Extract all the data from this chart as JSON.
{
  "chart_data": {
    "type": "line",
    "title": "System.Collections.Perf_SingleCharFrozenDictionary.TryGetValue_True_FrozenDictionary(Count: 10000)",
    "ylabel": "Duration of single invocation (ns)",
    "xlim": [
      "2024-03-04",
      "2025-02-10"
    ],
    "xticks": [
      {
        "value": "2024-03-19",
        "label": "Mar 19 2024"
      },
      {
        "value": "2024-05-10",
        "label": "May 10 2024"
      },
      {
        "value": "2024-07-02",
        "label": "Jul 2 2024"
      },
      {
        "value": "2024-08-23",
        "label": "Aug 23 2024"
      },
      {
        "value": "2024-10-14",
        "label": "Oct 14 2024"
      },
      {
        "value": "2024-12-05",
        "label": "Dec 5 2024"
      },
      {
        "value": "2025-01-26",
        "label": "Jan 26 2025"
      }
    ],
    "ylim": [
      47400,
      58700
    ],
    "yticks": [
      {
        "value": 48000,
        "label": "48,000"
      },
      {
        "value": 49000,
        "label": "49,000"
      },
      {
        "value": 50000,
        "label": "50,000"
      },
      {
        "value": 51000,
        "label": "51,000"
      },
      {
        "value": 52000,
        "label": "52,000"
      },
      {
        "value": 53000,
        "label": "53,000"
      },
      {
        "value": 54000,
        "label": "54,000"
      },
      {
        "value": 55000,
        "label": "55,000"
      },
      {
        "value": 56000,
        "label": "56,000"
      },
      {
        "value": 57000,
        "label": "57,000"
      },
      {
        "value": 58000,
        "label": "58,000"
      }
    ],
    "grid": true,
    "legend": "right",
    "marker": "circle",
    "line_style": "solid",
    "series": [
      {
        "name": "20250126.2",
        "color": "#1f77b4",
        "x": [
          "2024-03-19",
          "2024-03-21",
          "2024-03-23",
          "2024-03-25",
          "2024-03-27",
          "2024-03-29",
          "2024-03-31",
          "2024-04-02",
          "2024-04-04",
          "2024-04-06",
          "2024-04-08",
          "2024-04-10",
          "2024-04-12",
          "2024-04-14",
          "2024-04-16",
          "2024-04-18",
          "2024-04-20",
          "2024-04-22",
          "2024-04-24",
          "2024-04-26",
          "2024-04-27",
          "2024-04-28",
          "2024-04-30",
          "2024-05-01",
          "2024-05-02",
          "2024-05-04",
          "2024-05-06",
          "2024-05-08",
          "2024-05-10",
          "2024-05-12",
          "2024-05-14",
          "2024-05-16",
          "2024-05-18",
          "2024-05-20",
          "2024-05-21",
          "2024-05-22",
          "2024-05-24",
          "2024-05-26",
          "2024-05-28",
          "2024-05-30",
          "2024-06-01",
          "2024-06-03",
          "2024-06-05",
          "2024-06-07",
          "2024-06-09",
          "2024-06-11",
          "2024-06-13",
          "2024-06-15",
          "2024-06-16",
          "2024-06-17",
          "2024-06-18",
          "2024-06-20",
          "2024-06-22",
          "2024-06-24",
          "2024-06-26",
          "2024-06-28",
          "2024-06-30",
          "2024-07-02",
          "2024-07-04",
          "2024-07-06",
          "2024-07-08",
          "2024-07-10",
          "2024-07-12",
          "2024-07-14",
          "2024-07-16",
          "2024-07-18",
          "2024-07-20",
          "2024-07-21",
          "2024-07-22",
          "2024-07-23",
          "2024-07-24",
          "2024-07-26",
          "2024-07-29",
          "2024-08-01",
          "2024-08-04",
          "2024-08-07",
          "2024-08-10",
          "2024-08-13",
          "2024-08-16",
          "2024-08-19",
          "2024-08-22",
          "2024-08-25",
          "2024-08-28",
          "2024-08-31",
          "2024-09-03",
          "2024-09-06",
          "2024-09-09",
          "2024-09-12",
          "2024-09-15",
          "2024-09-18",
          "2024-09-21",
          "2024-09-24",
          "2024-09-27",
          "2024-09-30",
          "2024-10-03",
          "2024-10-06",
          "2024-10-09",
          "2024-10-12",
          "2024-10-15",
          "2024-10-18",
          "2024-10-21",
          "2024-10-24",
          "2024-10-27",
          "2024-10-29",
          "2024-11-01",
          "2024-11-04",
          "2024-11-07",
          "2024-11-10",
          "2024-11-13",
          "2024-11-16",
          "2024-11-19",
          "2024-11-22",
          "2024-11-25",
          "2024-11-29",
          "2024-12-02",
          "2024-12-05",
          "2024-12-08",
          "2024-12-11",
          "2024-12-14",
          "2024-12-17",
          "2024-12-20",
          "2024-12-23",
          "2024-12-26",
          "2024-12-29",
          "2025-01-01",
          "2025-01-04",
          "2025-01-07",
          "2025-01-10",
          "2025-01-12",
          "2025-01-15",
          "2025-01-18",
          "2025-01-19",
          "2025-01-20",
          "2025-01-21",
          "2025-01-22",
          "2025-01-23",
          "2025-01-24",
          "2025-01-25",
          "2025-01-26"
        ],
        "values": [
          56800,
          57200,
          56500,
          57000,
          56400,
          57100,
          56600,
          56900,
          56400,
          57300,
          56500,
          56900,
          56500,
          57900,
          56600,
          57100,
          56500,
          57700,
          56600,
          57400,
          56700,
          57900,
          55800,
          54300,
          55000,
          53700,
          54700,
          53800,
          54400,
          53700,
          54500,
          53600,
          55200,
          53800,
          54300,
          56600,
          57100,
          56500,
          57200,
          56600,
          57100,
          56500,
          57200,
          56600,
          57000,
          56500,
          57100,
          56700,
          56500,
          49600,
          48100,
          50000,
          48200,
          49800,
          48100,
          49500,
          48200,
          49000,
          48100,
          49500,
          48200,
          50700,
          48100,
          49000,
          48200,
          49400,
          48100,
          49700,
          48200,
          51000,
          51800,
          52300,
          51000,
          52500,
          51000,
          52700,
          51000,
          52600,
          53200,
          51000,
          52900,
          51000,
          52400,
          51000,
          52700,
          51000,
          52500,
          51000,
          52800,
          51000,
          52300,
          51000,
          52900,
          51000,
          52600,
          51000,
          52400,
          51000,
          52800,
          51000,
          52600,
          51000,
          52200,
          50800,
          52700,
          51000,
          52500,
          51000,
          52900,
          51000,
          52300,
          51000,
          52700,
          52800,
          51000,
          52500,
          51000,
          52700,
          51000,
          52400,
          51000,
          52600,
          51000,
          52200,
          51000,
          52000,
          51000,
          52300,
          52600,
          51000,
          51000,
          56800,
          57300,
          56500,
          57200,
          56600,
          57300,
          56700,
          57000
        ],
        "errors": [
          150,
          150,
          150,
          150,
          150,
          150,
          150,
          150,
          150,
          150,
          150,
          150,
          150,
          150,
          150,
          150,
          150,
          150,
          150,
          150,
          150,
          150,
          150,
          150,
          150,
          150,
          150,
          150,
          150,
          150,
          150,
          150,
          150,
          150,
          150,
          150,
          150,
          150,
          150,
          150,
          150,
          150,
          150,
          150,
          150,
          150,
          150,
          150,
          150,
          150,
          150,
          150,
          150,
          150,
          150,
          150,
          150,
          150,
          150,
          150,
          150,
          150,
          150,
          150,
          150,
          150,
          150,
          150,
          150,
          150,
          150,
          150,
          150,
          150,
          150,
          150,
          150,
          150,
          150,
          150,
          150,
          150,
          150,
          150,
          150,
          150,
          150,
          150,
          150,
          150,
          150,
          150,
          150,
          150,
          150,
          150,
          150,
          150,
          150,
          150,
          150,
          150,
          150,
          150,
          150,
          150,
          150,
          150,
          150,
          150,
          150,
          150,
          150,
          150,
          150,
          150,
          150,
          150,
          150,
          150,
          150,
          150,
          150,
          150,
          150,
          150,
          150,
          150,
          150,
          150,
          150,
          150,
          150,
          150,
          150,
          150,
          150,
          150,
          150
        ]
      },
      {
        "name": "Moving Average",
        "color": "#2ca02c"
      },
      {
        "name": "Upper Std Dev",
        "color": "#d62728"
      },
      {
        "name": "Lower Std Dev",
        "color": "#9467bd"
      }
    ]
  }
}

» GOAL
From the listing above, pick out each line where the word "color" appears.

» TASK ANSWER
        "color": "#1f77b4",
        "color": "#2ca02c"
        "color": "#d62728"
        "color": "#9467bd"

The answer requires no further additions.